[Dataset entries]
______________________________

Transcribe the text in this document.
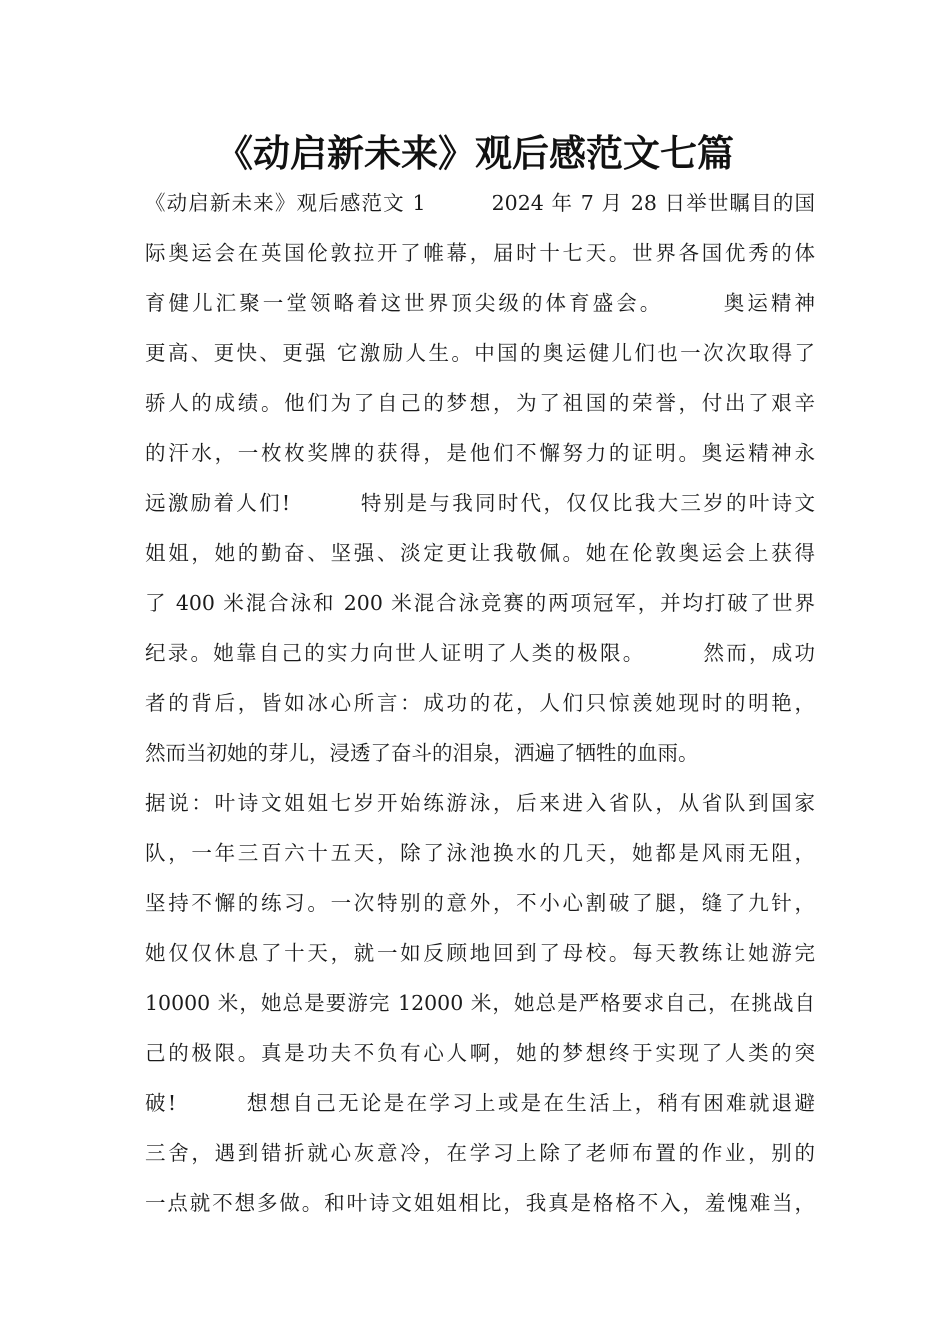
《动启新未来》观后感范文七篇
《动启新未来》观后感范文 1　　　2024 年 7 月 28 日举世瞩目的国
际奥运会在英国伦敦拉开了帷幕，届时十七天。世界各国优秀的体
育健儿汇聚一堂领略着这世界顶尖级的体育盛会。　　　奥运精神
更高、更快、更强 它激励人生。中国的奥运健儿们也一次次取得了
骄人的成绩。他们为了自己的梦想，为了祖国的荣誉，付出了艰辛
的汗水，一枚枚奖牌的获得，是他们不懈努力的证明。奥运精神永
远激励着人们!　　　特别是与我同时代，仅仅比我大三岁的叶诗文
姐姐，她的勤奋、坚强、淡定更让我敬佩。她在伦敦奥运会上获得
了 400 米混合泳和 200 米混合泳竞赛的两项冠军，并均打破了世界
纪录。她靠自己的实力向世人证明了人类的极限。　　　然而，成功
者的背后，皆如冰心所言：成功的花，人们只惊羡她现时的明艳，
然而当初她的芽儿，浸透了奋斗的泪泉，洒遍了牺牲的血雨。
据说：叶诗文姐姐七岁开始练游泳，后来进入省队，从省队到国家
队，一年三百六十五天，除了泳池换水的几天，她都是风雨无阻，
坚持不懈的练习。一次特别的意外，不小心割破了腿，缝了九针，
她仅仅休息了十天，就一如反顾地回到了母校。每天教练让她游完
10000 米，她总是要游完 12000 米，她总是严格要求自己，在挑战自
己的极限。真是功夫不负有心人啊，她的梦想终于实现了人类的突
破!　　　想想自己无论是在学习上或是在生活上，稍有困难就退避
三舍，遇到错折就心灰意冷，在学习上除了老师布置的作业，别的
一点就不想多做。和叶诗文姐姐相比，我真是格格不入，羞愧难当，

______________________________

Go through the records and gather the lines that hold "动启新未来".

《动启新未来》观后感范文七篇
《动启新未来》观后感范文 1　　　2024 年 7 月 28 日举世瞩目的国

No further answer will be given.